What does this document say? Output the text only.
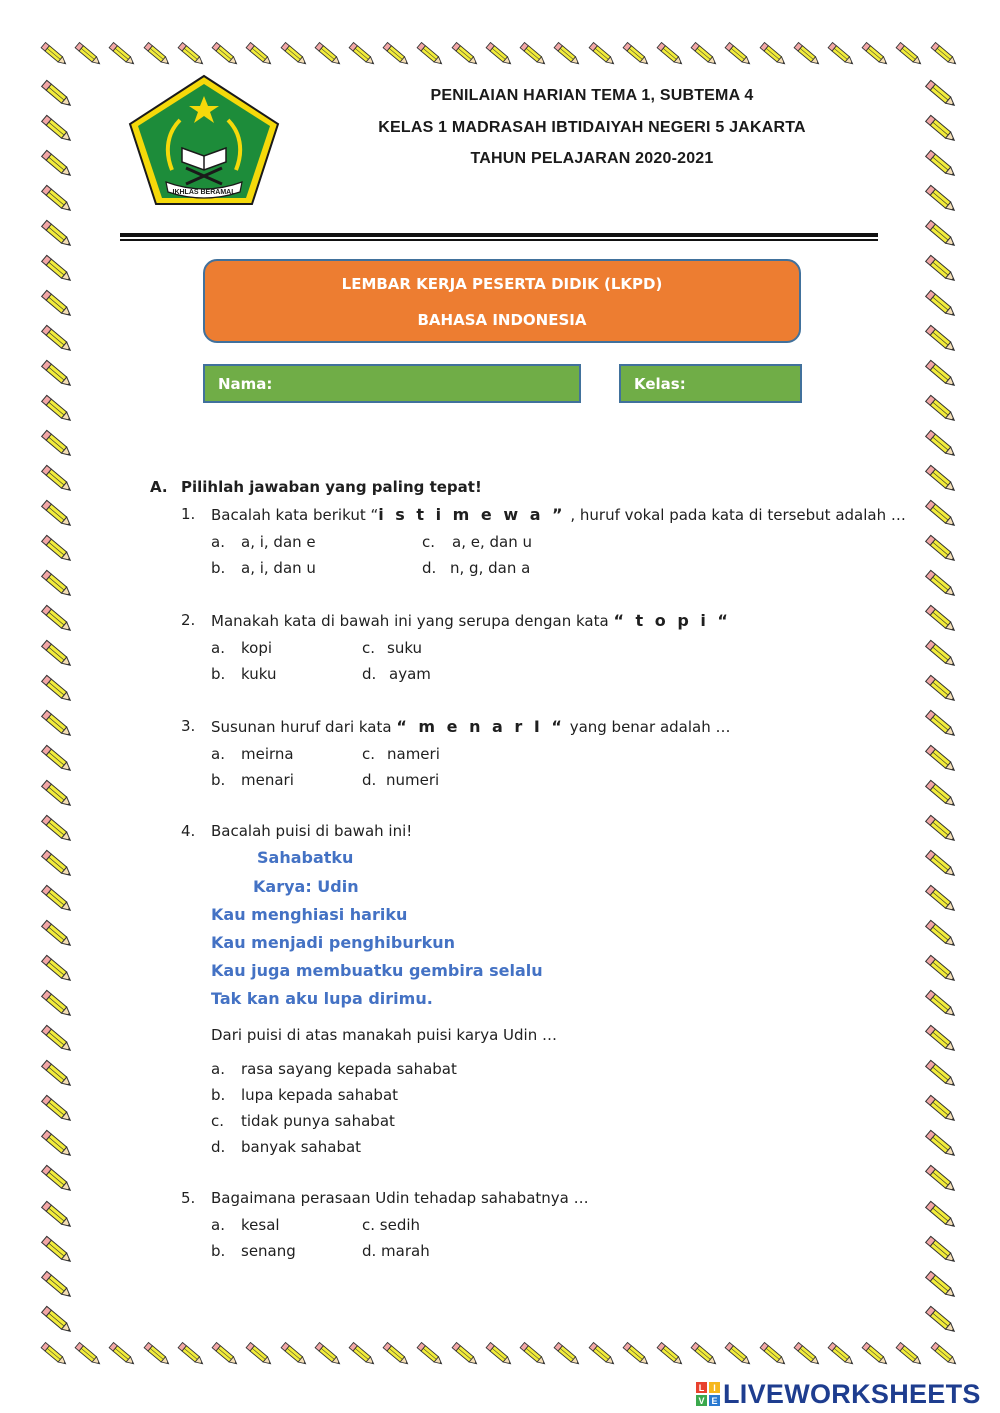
IKHLAS BERAMAL
PENILAIAN HARIAN TEMA 1, SUBTEMA 4
KELAS 1 MADRASAH IBTIDAIYAH NEGERI 5 JAKARTA
TAHUN PELAJARAN 2020-2021
LEMBAR KERJA PESERTA DIDIK (LKPD)
BAHASA INDONESIA
Nama:	Kelas:
A. Pilihlah jawaban yang paling tepat!
1. Bacalah kata berikut “i s t i m e w a ” , huruf vokal pada kata di tersebut adalah …
a. a, i, dan e	c. a, e, dan u
b. a, i, dan u	d. n, g, dan a
2. Manakah kata di bawah ini yang serupa dengan kata “ t o p i “
a. kopi	c. suku
b. kuku	d. ayam
3. Susunan huruf dari kata “ m e n a r I “ yang benar adalah …
a. meirna	c. nameri
b. menari	d. numeri
4. Bacalah puisi di bawah ini!
Sahabatku
Karya: Udin
Kau menghiasi hariku
Kau menjadi penghiburkun
Kau juga membuatku gembira selalu
Tak kan aku lupa dirimu.
Dari puisi di atas manakah puisi karya Udin …
a. rasa sayang kepada sahabat
b. lupa kepada sahabat
c. tidak punya sahabat
d. banyak sahabat
5. Bagaimana perasaan Udin tehadap sahabatnya …
a. kesal	c. sedih
b. senang	d. marah
L I
V E LIVEWORKSHEETS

★ ★ ★ ★ ★ ★ ★

- [THE REQUEST]
Check each line of the records for the word "kata" and extract those that contain it.

- [ANSWER TO THE TASK]
1. Bacalah kata berikut “i s t i m e w a ” , huruf vokal pada kata di tersebut adalah …
2. Manakah kata di bawah ini yang serupa dengan kata “ t o p i “
3. Susunan huruf dari kata “ m e n a r I “ yang benar adalah …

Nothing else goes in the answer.